▶ _Available data_
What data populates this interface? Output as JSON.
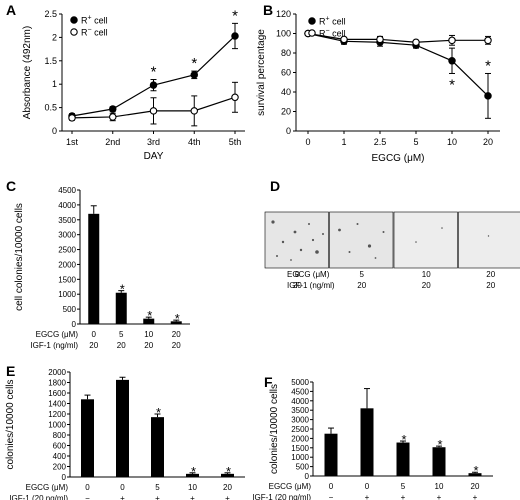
{
  "panels": [
    {
      "id": "A",
      "label": "A"
    },
    {
      "id": "B",
      "label": "B"
    },
    {
      "id": "C",
      "label": "C"
    },
    {
      "id": "D",
      "label": "D"
    },
    {
      "id": "E",
      "label": "E"
    },
    {
      "id": "F",
      "label": "F"
    }
  ],
  "chart_data": [
    {
      "panel": "A",
      "type": "line",
      "x": [
        "1st",
        "2nd",
        "3rd",
        "4th",
        "5th"
      ],
      "series": [
        {
          "name": "R+ cell",
          "marker": "filled",
          "values": [
            0.32,
            0.47,
            0.98,
            1.2,
            2.03
          ],
          "errors": [
            0.05,
            0.05,
            0.12,
            0.08,
            0.27
          ],
          "stars": [
            false,
            false,
            true,
            true,
            true
          ]
        },
        {
          "name": "R− cell",
          "marker": "open",
          "values": [
            0.28,
            0.3,
            0.43,
            0.43,
            0.72
          ],
          "errors": [
            0.05,
            0.08,
            0.28,
            0.32,
            0.32
          ],
          "stars": [
            false,
            false,
            false,
            false,
            false
          ]
        }
      ],
      "xlabel": "DAY",
      "ylabel": "Absorbance (492nm)",
      "ylim": [
        0,
        2.5
      ],
      "yticks": [
        "0",
        "0.5",
        "1",
        "1.5",
        "2",
        "2.5"
      ],
      "legend_placement": "top-left"
    },
    {
      "panel": "B",
      "type": "line",
      "x": [
        "0",
        "1",
        "2.5",
        "5",
        "10",
        "20"
      ],
      "series": [
        {
          "name": "R+ cell",
          "marker": "filled",
          "values": [
            100,
            92,
            91,
            88,
            72,
            36
          ],
          "errors": [
            1.5,
            3,
            4,
            3,
            13,
            23
          ],
          "stars": [
            false,
            false,
            false,
            false,
            true,
            true
          ]
        },
        {
          "name": "R− cell",
          "marker": "open",
          "values": [
            100,
            94,
            94,
            91,
            93,
            93
          ],
          "errors": [
            1.5,
            2,
            3,
            2,
            5,
            4
          ],
          "stars": [
            false,
            false,
            false,
            false,
            false,
            false
          ]
        }
      ],
      "xlabel_prefix": "EGCG (",
      "xlabel_unit": "μM",
      "xlabel_suffix": ")",
      "ylabel": "survival percentage",
      "ylim": [
        0,
        120
      ],
      "yticks": [
        "0",
        "20",
        "40",
        "60",
        "80",
        "100",
        "120"
      ],
      "legend_placement": "top-left"
    },
    {
      "panel": "C",
      "type": "bar",
      "values": [
        3700,
        1050,
        180,
        90
      ],
      "errors": [
        270,
        70,
        50,
        40
      ],
      "stars": [
        false,
        true,
        true,
        true
      ],
      "ylabel": "cell colonies/10000 cells",
      "ylim": [
        0,
        4500
      ],
      "yticks": [
        "0",
        "500",
        "1000",
        "1500",
        "2000",
        "2500",
        "3000",
        "3500",
        "4000",
        "4500"
      ],
      "rows": [
        {
          "label": "EGCG (μM)",
          "values": [
            "0",
            "5",
            "10",
            "20"
          ]
        },
        {
          "label": "IGF-1 (ng/ml)",
          "values": [
            "20",
            "20",
            "20",
            "20"
          ]
        }
      ]
    },
    {
      "panel": "D",
      "type": "image-row",
      "rows": [
        {
          "label": "EGCG (μM)",
          "values": [
            "0",
            "5",
            "10",
            "20"
          ]
        },
        {
          "label": "IGF-1 (ng/ml)",
          "values": [
            "20",
            "20",
            "20",
            "20"
          ]
        }
      ]
    },
    {
      "panel": "E",
      "type": "bar",
      "values": [
        1480,
        1850,
        1140,
        60,
        60
      ],
      "errors": [
        80,
        50,
        60,
        20,
        20
      ],
      "stars": [
        false,
        false,
        true,
        true,
        true
      ],
      "ylabel": "colonies/10000 cells",
      "ylim": [
        0,
        2000
      ],
      "yticks": [
        "0",
        "200",
        "400",
        "600",
        "800",
        "1000",
        "1200",
        "1400",
        "1600",
        "1800",
        "2000"
      ],
      "rows": [
        {
          "label": "EGCG (μM)",
          "values": [
            "0",
            "0",
            "5",
            "10",
            "20"
          ]
        },
        {
          "label": "IGF-1 (20 ng/ml)",
          "values": [
            "−",
            "+",
            "+",
            "+",
            "+"
          ]
        }
      ]
    },
    {
      "panel": "F",
      "type": "bar",
      "values": [
        2250,
        3600,
        1780,
        1530,
        150
      ],
      "errors": [
        300,
        1050,
        80,
        60,
        50
      ],
      "stars": [
        false,
        false,
        true,
        true,
        true
      ],
      "ylabel": "colonies/10000 cells",
      "ylim": [
        0,
        5000
      ],
      "yticks": [
        "0",
        "500",
        "1000",
        "1500",
        "2000",
        "2500",
        "3000",
        "3500",
        "4000",
        "4500",
        "5000"
      ],
      "rows": [
        {
          "label": "EGCG (μM)",
          "values": [
            "0",
            "0",
            "5",
            "10",
            "20"
          ]
        },
        {
          "label": "IGF-1 (20 ng/ml)",
          "values": [
            "−",
            "+",
            "+",
            "+",
            "+"
          ]
        }
      ]
    }
  ],
  "star_symbol": "*"
}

▶ _Exercise aim_
Could you repeat all of the entries exactly, without the pictures?

▶ _Task result_
What data populates this interface? Output as JSON.
{
  "panels": [
    {
      "id": "A",
      "label": "A"
    },
    {
      "id": "B",
      "label": "B"
    },
    {
      "id": "C",
      "label": "C"
    },
    {
      "id": "D",
      "label": "D"
    },
    {
      "id": "E",
      "label": "E"
    },
    {
      "id": "F",
      "label": "F"
    }
  ],
  "chart_data": [
    {
      "panel": "A",
      "type": "line",
      "x": [
        "1st",
        "2nd",
        "3rd",
        "4th",
        "5th"
      ],
      "series": [
        {
          "name": "R+ cell",
          "marker": "filled",
          "values": [
            0.32,
            0.47,
            0.98,
            1.2,
            2.03
          ],
          "errors": [
            0.05,
            0.05,
            0.12,
            0.08,
            0.27
          ],
          "stars": [
            false,
            false,
            true,
            true,
            true
          ]
        },
        {
          "name": "R− cell",
          "marker": "open",
          "values": [
            0.28,
            0.3,
            0.43,
            0.43,
            0.72
          ],
          "errors": [
            0.05,
            0.08,
            0.28,
            0.32,
            0.32
          ],
          "stars": [
            false,
            false,
            false,
            false,
            false
          ]
        }
      ],
      "xlabel": "DAY",
      "ylabel": "Absorbance (492nm)",
      "ylim": [
        0,
        2.5
      ],
      "yticks": [
        "0",
        "0.5",
        "1",
        "1.5",
        "2",
        "2.5"
      ],
      "legend_placement": "top-left"
    },
    {
      "panel": "B",
      "type": "line",
      "x": [
        "0",
        "1",
        "2.5",
        "5",
        "10",
        "20"
      ],
      "series": [
        {
          "name": "R+ cell",
          "marker": "filled",
          "values": [
            100,
            92,
            91,
            88,
            72,
            36
          ],
          "errors": [
            1.5,
            3,
            4,
            3,
            13,
            23
          ],
          "stars": [
            false,
            false,
            false,
            false,
            true,
            true
          ]
        },
        {
          "name": "R− cell",
          "marker": "open",
          "values": [
            100,
            94,
            94,
            91,
            93,
            93
          ],
          "errors": [
            1.5,
            2,
            3,
            2,
            5,
            4
          ],
          "stars": [
            false,
            false,
            false,
            false,
            false,
            false
          ]
        }
      ],
      "xlabel_prefix": "EGCG (",
      "xlabel_unit": "μM",
      "xlabel_suffix": ")",
      "ylabel": "survival percentage",
      "ylim": [
        0,
        120
      ],
      "yticks": [
        "0",
        "20",
        "40",
        "60",
        "80",
        "100",
        "120"
      ],
      "legend_placement": "top-left"
    },
    {
      "panel": "C",
      "type": "bar",
      "values": [
        3700,
        1050,
        180,
        90
      ],
      "errors": [
        270,
        70,
        50,
        40
      ],
      "stars": [
        false,
        true,
        true,
        true
      ],
      "ylabel": "cell colonies/10000 cells",
      "ylim": [
        0,
        4500
      ],
      "yticks": [
        "0",
        "500",
        "1000",
        "1500",
        "2000",
        "2500",
        "3000",
        "3500",
        "4000",
        "4500"
      ],
      "rows": [
        {
          "label": "EGCG (μM)",
          "values": [
            "0",
            "5",
            "10",
            "20"
          ]
        },
        {
          "label": "IGF-1 (ng/ml)",
          "values": [
            "20",
            "20",
            "20",
            "20"
          ]
        }
      ]
    },
    {
      "panel": "D",
      "type": "image-row",
      "rows": [
        {
          "label": "EGCG (μM)",
          "values": [
            "0",
            "5",
            "10",
            "20"
          ]
        },
        {
          "label": "IGF-1 (ng/ml)",
          "values": [
            "20",
            "20",
            "20",
            "20"
          ]
        }
      ]
    },
    {
      "panel": "E",
      "type": "bar",
      "values": [
        1480,
        1850,
        1140,
        60,
        60
      ],
      "errors": [
        80,
        50,
        60,
        20,
        20
      ],
      "stars": [
        false,
        false,
        true,
        true,
        true
      ],
      "ylabel": "colonies/10000 cells",
      "ylim": [
        0,
        2000
      ],
      "yticks": [
        "0",
        "200",
        "400",
        "600",
        "800",
        "1000",
        "1200",
        "1400",
        "1600",
        "1800",
        "2000"
      ],
      "rows": [
        {
          "label": "EGCG (μM)",
          "values": [
            "0",
            "0",
            "5",
            "10",
            "20"
          ]
        },
        {
          "label": "IGF-1 (20 ng/ml)",
          "values": [
            "−",
            "+",
            "+",
            "+",
            "+"
          ]
        }
      ]
    },
    {
      "panel": "F",
      "type": "bar",
      "values": [
        2250,
        3600,
        1780,
        1530,
        150
      ],
      "errors": [
        300,
        1050,
        80,
        60,
        50
      ],
      "stars": [
        false,
        false,
        true,
        true,
        true
      ],
      "ylabel": "colonies/10000 cells",
      "ylim": [
        0,
        5000
      ],
      "yticks": [
        "0",
        "500",
        "1000",
        "1500",
        "2000",
        "2500",
        "3000",
        "3500",
        "4000",
        "4500",
        "5000"
      ],
      "rows": [
        {
          "label": "EGCG (μM)",
          "values": [
            "0",
            "0",
            "5",
            "10",
            "20"
          ]
        },
        {
          "label": "IGF-1 (20 ng/ml)",
          "values": [
            "−",
            "+",
            "+",
            "+",
            "+"
          ]
        }
      ]
    }
  ],
  "star_symbol": "*"
}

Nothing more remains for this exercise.